#### EXTRACTED MATERIAL
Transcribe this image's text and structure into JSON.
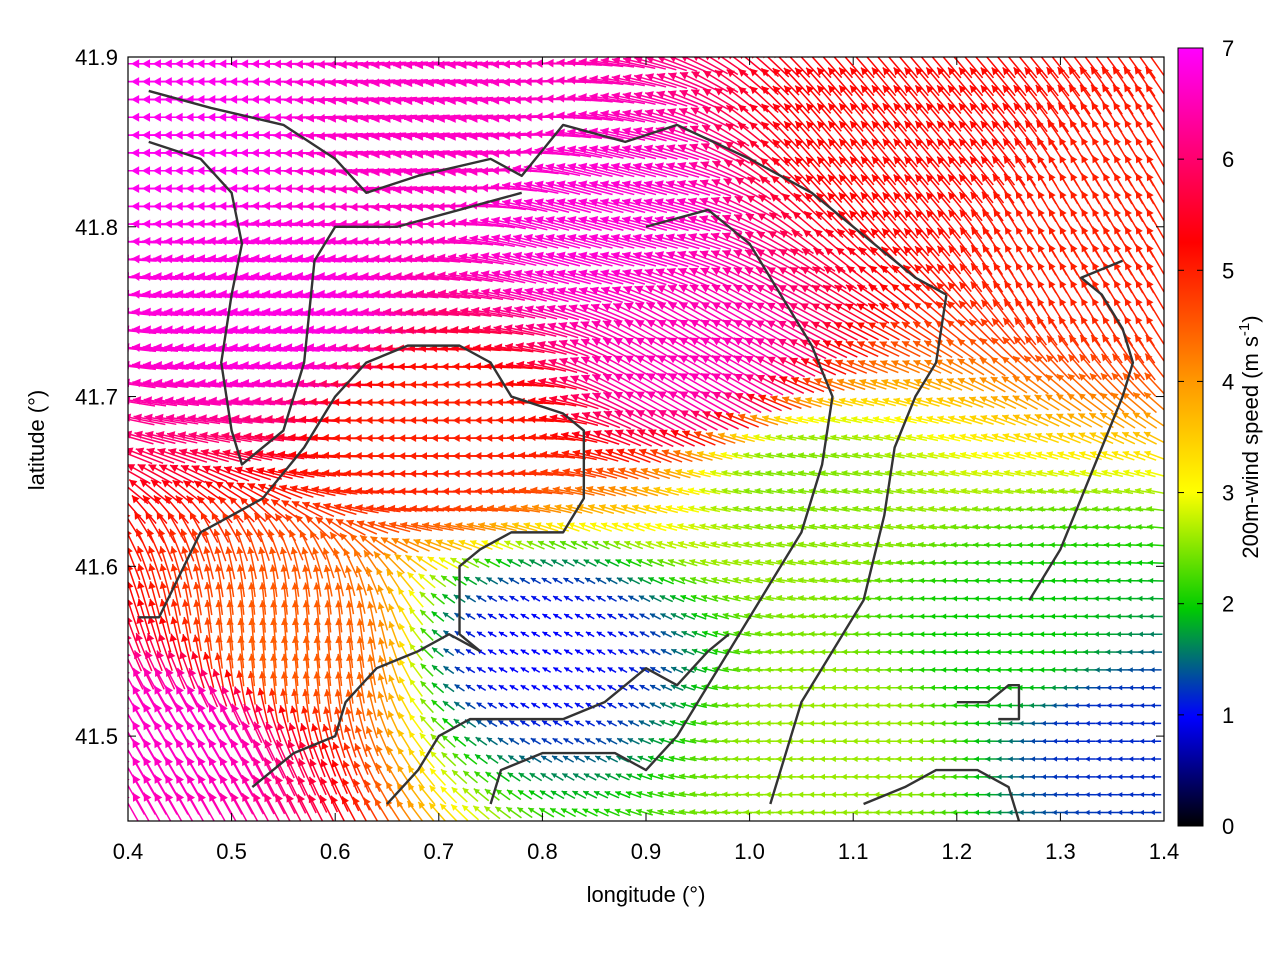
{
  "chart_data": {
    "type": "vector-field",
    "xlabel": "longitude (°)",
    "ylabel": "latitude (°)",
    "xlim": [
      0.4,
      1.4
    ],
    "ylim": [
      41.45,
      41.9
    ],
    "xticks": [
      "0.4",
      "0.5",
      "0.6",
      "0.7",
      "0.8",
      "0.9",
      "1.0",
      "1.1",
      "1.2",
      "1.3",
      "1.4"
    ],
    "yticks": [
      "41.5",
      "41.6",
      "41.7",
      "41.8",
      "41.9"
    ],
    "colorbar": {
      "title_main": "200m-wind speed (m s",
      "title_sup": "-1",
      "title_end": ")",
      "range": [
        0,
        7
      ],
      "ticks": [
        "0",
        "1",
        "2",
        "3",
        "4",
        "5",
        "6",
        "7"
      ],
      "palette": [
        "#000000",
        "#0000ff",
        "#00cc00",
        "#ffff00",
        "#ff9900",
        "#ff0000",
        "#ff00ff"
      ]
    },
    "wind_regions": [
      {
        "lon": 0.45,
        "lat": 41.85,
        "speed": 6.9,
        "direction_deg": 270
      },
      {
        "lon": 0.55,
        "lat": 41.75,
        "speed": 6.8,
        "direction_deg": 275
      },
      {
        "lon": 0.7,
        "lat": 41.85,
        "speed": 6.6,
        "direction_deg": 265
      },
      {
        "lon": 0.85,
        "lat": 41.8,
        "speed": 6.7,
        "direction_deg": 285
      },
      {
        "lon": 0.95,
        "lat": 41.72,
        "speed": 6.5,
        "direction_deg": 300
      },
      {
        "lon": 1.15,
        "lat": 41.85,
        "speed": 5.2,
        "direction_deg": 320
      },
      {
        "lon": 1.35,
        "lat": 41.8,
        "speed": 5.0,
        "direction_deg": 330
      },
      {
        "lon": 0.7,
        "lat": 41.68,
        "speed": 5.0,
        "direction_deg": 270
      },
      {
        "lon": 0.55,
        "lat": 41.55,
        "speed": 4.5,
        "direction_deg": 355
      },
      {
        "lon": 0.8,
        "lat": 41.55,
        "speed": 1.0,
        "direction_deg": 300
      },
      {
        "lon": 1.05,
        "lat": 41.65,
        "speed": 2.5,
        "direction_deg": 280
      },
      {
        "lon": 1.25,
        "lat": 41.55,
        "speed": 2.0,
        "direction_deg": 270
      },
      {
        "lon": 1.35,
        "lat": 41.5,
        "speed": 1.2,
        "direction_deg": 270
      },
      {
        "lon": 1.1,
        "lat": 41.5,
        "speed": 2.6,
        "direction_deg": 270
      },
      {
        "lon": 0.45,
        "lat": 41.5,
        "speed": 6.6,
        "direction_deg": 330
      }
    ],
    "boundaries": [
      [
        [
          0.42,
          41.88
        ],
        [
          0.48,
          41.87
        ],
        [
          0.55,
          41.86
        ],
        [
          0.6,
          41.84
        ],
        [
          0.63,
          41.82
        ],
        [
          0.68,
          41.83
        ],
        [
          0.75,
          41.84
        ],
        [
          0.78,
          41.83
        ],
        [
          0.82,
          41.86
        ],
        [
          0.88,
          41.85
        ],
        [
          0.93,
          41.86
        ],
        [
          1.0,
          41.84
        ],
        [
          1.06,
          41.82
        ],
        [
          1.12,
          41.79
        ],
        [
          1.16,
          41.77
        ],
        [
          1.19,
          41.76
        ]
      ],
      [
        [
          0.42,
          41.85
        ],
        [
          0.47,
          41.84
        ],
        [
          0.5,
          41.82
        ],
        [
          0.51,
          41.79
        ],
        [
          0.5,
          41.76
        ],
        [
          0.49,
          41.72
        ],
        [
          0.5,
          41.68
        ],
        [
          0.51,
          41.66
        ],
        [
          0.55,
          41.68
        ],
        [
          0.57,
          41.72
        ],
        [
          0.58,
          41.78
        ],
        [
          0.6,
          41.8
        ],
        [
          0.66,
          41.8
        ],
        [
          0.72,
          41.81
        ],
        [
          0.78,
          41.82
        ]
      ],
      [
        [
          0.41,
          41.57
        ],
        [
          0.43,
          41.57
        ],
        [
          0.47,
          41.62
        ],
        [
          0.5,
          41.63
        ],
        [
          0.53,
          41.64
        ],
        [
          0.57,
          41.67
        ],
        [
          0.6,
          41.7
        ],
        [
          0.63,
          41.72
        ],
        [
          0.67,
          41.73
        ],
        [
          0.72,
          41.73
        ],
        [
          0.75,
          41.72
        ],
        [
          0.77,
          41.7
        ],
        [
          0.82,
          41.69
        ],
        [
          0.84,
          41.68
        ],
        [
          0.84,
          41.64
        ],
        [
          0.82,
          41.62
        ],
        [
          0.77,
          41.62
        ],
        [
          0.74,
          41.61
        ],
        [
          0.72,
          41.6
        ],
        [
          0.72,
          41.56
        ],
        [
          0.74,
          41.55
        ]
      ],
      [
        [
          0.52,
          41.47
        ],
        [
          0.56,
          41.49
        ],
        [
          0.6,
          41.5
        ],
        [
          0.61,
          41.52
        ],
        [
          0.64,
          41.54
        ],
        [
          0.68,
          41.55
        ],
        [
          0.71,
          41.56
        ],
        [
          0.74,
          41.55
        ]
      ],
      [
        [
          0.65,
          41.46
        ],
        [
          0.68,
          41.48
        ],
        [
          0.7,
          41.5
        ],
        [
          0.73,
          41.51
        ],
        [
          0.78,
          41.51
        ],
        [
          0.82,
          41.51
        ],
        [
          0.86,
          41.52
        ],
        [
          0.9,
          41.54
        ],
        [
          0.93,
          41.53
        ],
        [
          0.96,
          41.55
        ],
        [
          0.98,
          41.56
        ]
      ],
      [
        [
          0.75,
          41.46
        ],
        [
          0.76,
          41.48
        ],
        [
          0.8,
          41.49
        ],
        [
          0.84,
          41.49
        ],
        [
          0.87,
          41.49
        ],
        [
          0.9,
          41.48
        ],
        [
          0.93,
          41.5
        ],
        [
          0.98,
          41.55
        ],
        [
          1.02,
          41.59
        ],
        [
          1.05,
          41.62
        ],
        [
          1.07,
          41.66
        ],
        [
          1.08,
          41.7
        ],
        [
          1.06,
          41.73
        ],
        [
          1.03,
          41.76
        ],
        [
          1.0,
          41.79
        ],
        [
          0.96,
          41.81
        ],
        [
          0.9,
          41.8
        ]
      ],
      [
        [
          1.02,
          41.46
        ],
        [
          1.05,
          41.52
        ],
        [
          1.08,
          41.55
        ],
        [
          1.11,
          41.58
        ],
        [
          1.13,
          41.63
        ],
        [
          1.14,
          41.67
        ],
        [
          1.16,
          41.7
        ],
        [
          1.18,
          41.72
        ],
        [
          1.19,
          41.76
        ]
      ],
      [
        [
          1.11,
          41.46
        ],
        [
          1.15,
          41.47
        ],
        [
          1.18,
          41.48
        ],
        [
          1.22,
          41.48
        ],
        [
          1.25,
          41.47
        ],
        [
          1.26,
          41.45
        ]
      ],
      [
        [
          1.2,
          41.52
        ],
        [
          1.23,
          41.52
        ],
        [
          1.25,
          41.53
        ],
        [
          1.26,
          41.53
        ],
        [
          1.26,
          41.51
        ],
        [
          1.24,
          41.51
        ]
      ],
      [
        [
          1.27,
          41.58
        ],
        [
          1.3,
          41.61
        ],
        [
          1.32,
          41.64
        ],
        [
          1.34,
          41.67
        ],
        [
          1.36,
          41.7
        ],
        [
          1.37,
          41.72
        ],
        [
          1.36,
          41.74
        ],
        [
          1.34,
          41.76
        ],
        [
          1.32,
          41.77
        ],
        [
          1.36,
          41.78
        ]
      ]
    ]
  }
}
########
● TASK PROMPT: All records above are to be printed exactly, minus the pictures they contain.

● ANSWER BELOW:
Transcribe this image's text and structure into JSON.
{
  "chart_data": {
    "type": "vector-field",
    "xlabel": "longitude (°)",
    "ylabel": "latitude (°)",
    "xlim": [
      0.4,
      1.4
    ],
    "ylim": [
      41.45,
      41.9
    ],
    "xticks": [
      "0.4",
      "0.5",
      "0.6",
      "0.7",
      "0.8",
      "0.9",
      "1.0",
      "1.1",
      "1.2",
      "1.3",
      "1.4"
    ],
    "yticks": [
      "41.5",
      "41.6",
      "41.7",
      "41.8",
      "41.9"
    ],
    "colorbar": {
      "title_main": "200m-wind speed (m s",
      "title_sup": "-1",
      "title_end": ")",
      "range": [
        0,
        7
      ],
      "ticks": [
        "0",
        "1",
        "2",
        "3",
        "4",
        "5",
        "6",
        "7"
      ],
      "palette": [
        "#000000",
        "#0000ff",
        "#00cc00",
        "#ffff00",
        "#ff9900",
        "#ff0000",
        "#ff00ff"
      ]
    },
    "wind_regions": [
      {
        "lon": 0.45,
        "lat": 41.85,
        "speed": 6.9,
        "direction_deg": 270
      },
      {
        "lon": 0.55,
        "lat": 41.75,
        "speed": 6.8,
        "direction_deg": 275
      },
      {
        "lon": 0.7,
        "lat": 41.85,
        "speed": 6.6,
        "direction_deg": 265
      },
      {
        "lon": 0.85,
        "lat": 41.8,
        "speed": 6.7,
        "direction_deg": 285
      },
      {
        "lon": 0.95,
        "lat": 41.72,
        "speed": 6.5,
        "direction_deg": 300
      },
      {
        "lon": 1.15,
        "lat": 41.85,
        "speed": 5.2,
        "direction_deg": 320
      },
      {
        "lon": 1.35,
        "lat": 41.8,
        "speed": 5.0,
        "direction_deg": 330
      },
      {
        "lon": 0.7,
        "lat": 41.68,
        "speed": 5.0,
        "direction_deg": 270
      },
      {
        "lon": 0.55,
        "lat": 41.55,
        "speed": 4.5,
        "direction_deg": 355
      },
      {
        "lon": 0.8,
        "lat": 41.55,
        "speed": 1.0,
        "direction_deg": 300
      },
      {
        "lon": 1.05,
        "lat": 41.65,
        "speed": 2.5,
        "direction_deg": 280
      },
      {
        "lon": 1.25,
        "lat": 41.55,
        "speed": 2.0,
        "direction_deg": 270
      },
      {
        "lon": 1.35,
        "lat": 41.5,
        "speed": 1.2,
        "direction_deg": 270
      },
      {
        "lon": 1.1,
        "lat": 41.5,
        "speed": 2.6,
        "direction_deg": 270
      },
      {
        "lon": 0.45,
        "lat": 41.5,
        "speed": 6.6,
        "direction_deg": 330
      }
    ],
    "boundaries": [
      [
        [
          0.42,
          41.88
        ],
        [
          0.48,
          41.87
        ],
        [
          0.55,
          41.86
        ],
        [
          0.6,
          41.84
        ],
        [
          0.63,
          41.82
        ],
        [
          0.68,
          41.83
        ],
        [
          0.75,
          41.84
        ],
        [
          0.78,
          41.83
        ],
        [
          0.82,
          41.86
        ],
        [
          0.88,
          41.85
        ],
        [
          0.93,
          41.86
        ],
        [
          1.0,
          41.84
        ],
        [
          1.06,
          41.82
        ],
        [
          1.12,
          41.79
        ],
        [
          1.16,
          41.77
        ],
        [
          1.19,
          41.76
        ]
      ],
      [
        [
          0.42,
          41.85
        ],
        [
          0.47,
          41.84
        ],
        [
          0.5,
          41.82
        ],
        [
          0.51,
          41.79
        ],
        [
          0.5,
          41.76
        ],
        [
          0.49,
          41.72
        ],
        [
          0.5,
          41.68
        ],
        [
          0.51,
          41.66
        ],
        [
          0.55,
          41.68
        ],
        [
          0.57,
          41.72
        ],
        [
          0.58,
          41.78
        ],
        [
          0.6,
          41.8
        ],
        [
          0.66,
          41.8
        ],
        [
          0.72,
          41.81
        ],
        [
          0.78,
          41.82
        ]
      ],
      [
        [
          0.41,
          41.57
        ],
        [
          0.43,
          41.57
        ],
        [
          0.47,
          41.62
        ],
        [
          0.5,
          41.63
        ],
        [
          0.53,
          41.64
        ],
        [
          0.57,
          41.67
        ],
        [
          0.6,
          41.7
        ],
        [
          0.63,
          41.72
        ],
        [
          0.67,
          41.73
        ],
        [
          0.72,
          41.73
        ],
        [
          0.75,
          41.72
        ],
        [
          0.77,
          41.7
        ],
        [
          0.82,
          41.69
        ],
        [
          0.84,
          41.68
        ],
        [
          0.84,
          41.64
        ],
        [
          0.82,
          41.62
        ],
        [
          0.77,
          41.62
        ],
        [
          0.74,
          41.61
        ],
        [
          0.72,
          41.6
        ],
        [
          0.72,
          41.56
        ],
        [
          0.74,
          41.55
        ]
      ],
      [
        [
          0.52,
          41.47
        ],
        [
          0.56,
          41.49
        ],
        [
          0.6,
          41.5
        ],
        [
          0.61,
          41.52
        ],
        [
          0.64,
          41.54
        ],
        [
          0.68,
          41.55
        ],
        [
          0.71,
          41.56
        ],
        [
          0.74,
          41.55
        ]
      ],
      [
        [
          0.65,
          41.46
        ],
        [
          0.68,
          41.48
        ],
        [
          0.7,
          41.5
        ],
        [
          0.73,
          41.51
        ],
        [
          0.78,
          41.51
        ],
        [
          0.82,
          41.51
        ],
        [
          0.86,
          41.52
        ],
        [
          0.9,
          41.54
        ],
        [
          0.93,
          41.53
        ],
        [
          0.96,
          41.55
        ],
        [
          0.98,
          41.56
        ]
      ],
      [
        [
          0.75,
          41.46
        ],
        [
          0.76,
          41.48
        ],
        [
          0.8,
          41.49
        ],
        [
          0.84,
          41.49
        ],
        [
          0.87,
          41.49
        ],
        [
          0.9,
          41.48
        ],
        [
          0.93,
          41.5
        ],
        [
          0.98,
          41.55
        ],
        [
          1.02,
          41.59
        ],
        [
          1.05,
          41.62
        ],
        [
          1.07,
          41.66
        ],
        [
          1.08,
          41.7
        ],
        [
          1.06,
          41.73
        ],
        [
          1.03,
          41.76
        ],
        [
          1.0,
          41.79
        ],
        [
          0.96,
          41.81
        ],
        [
          0.9,
          41.8
        ]
      ],
      [
        [
          1.02,
          41.46
        ],
        [
          1.05,
          41.52
        ],
        [
          1.08,
          41.55
        ],
        [
          1.11,
          41.58
        ],
        [
          1.13,
          41.63
        ],
        [
          1.14,
          41.67
        ],
        [
          1.16,
          41.7
        ],
        [
          1.18,
          41.72
        ],
        [
          1.19,
          41.76
        ]
      ],
      [
        [
          1.11,
          41.46
        ],
        [
          1.15,
          41.47
        ],
        [
          1.18,
          41.48
        ],
        [
          1.22,
          41.48
        ],
        [
          1.25,
          41.47
        ],
        [
          1.26,
          41.45
        ]
      ],
      [
        [
          1.2,
          41.52
        ],
        [
          1.23,
          41.52
        ],
        [
          1.25,
          41.53
        ],
        [
          1.26,
          41.53
        ],
        [
          1.26,
          41.51
        ],
        [
          1.24,
          41.51
        ]
      ],
      [
        [
          1.27,
          41.58
        ],
        [
          1.3,
          41.61
        ],
        [
          1.32,
          41.64
        ],
        [
          1.34,
          41.67
        ],
        [
          1.36,
          41.7
        ],
        [
          1.37,
          41.72
        ],
        [
          1.36,
          41.74
        ],
        [
          1.34,
          41.76
        ],
        [
          1.32,
          41.77
        ],
        [
          1.36,
          41.78
        ]
      ]
    ]
  }
}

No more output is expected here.